▸ What to do
Copy each line of the records that holds the string "über".

▸ Input data
::::

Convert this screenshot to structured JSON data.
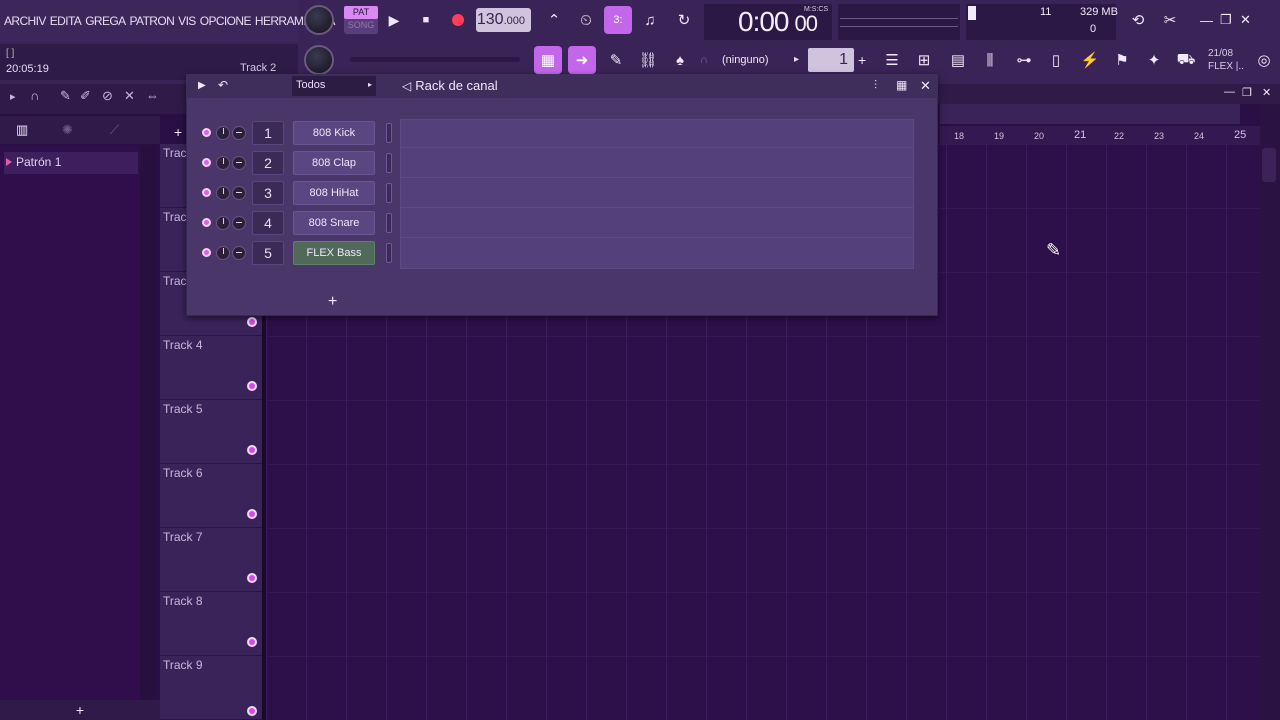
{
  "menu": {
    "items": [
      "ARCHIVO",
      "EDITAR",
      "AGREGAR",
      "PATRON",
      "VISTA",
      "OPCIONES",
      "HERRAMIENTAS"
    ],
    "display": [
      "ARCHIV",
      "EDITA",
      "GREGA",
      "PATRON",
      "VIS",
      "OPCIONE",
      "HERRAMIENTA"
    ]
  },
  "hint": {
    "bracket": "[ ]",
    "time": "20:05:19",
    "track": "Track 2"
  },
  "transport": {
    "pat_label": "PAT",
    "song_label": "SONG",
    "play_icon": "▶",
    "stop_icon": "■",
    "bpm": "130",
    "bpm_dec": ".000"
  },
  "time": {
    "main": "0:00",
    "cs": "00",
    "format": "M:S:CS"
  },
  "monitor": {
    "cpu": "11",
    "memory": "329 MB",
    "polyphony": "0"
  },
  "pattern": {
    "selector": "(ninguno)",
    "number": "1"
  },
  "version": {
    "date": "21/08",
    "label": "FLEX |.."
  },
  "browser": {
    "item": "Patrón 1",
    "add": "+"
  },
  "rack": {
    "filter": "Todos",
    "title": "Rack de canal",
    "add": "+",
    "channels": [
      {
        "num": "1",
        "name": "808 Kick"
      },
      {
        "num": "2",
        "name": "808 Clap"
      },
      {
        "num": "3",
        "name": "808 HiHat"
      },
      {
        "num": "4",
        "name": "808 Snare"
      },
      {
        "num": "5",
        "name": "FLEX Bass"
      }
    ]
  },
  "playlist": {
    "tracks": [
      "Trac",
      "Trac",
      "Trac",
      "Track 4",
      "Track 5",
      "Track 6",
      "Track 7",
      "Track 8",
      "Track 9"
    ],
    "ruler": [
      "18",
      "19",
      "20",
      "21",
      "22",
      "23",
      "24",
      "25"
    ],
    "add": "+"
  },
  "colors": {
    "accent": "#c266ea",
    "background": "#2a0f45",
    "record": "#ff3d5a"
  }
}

::::

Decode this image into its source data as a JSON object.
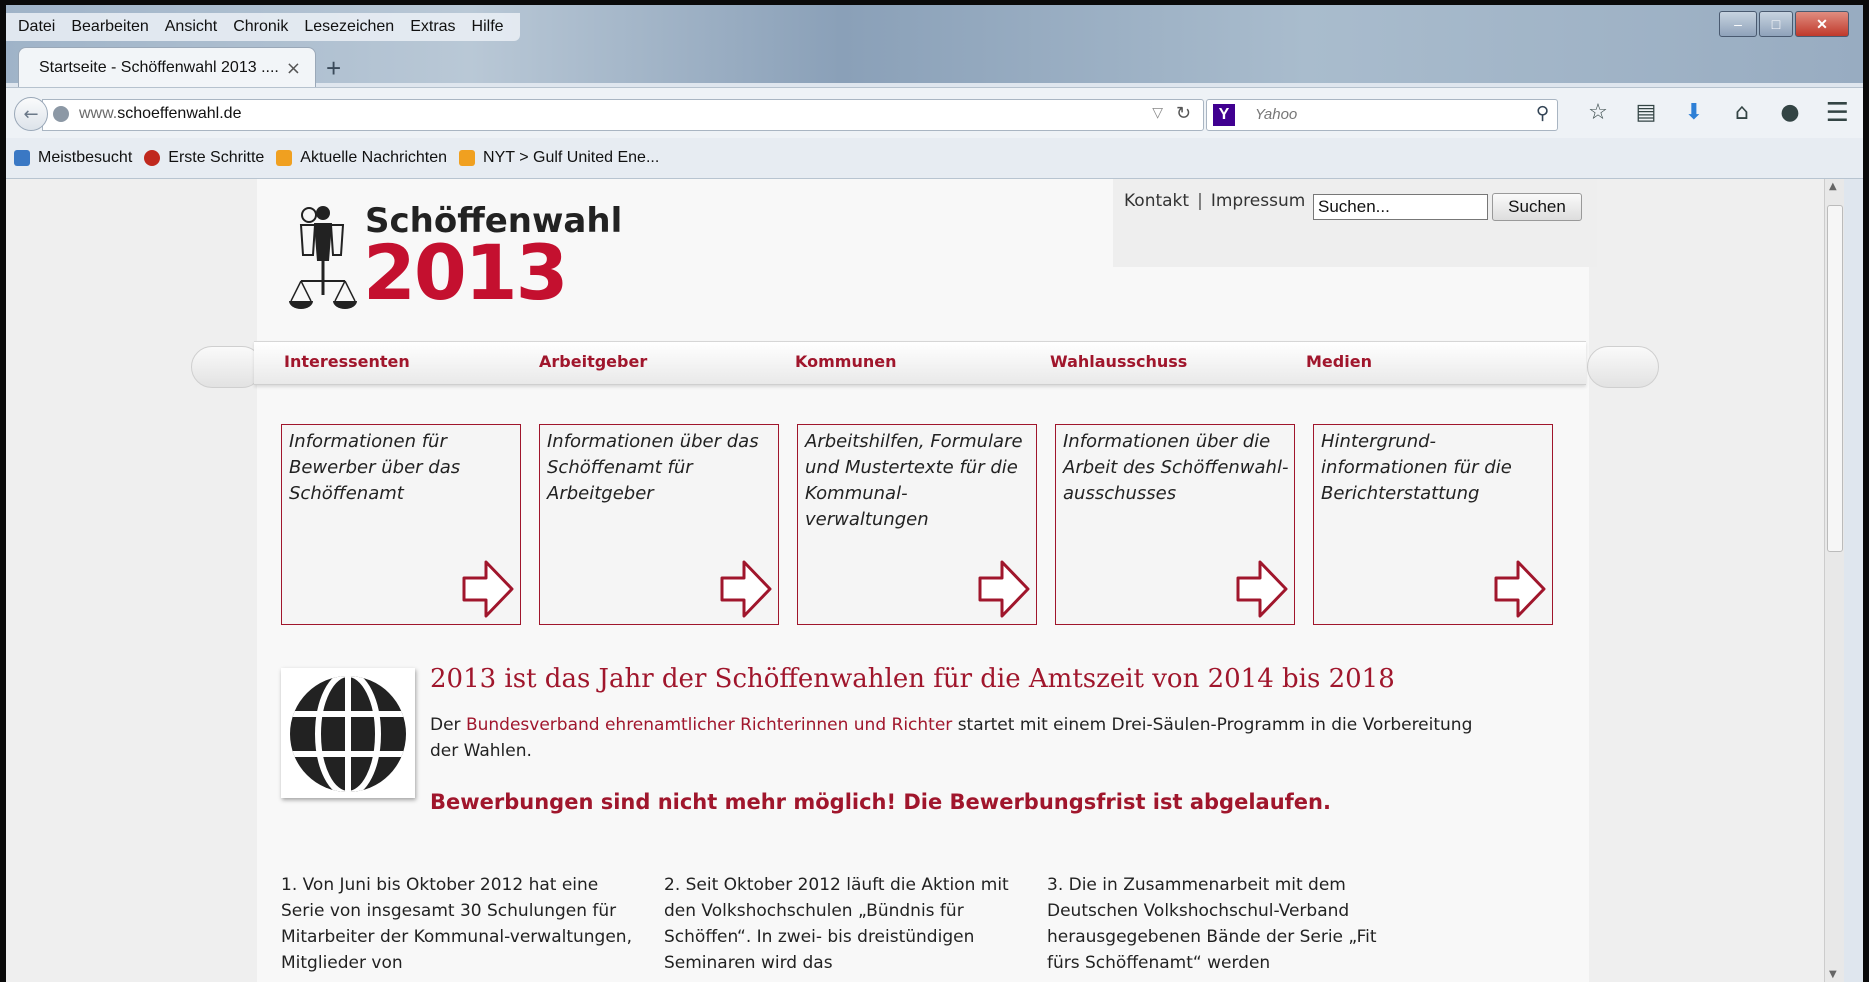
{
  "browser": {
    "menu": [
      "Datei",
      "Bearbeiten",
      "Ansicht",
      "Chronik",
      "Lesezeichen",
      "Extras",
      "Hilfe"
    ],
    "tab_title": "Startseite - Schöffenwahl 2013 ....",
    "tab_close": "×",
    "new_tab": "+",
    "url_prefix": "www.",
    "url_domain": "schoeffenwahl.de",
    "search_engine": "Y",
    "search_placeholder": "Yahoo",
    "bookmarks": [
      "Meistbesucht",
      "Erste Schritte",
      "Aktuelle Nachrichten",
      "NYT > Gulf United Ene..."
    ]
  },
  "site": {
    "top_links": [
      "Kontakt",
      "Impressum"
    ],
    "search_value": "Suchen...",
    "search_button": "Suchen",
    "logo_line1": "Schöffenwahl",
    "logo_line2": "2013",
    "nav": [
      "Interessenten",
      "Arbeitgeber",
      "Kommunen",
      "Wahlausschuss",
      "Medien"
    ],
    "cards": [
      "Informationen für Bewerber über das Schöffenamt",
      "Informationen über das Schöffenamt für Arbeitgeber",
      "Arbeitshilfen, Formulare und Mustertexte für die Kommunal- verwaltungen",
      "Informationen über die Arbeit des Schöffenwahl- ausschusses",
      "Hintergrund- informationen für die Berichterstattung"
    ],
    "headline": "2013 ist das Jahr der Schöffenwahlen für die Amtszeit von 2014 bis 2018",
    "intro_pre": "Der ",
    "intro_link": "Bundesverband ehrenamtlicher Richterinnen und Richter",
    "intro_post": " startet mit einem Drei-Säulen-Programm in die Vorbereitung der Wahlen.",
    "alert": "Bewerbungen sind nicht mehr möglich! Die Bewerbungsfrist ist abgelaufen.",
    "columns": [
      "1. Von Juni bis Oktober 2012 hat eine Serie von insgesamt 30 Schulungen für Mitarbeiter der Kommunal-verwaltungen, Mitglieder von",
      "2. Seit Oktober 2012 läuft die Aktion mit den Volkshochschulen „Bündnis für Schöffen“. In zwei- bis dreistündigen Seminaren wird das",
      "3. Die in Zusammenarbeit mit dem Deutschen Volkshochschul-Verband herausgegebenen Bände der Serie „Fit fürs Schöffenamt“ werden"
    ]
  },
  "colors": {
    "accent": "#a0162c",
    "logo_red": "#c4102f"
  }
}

::::

▸ Finished answer
      "Informationen für Bewerber über das Schöffenamt",
      "Informationen über das Schöffenamt für Arbeitgeber",
      "Informationen über die Arbeit des Schöffenwahl- ausschusses",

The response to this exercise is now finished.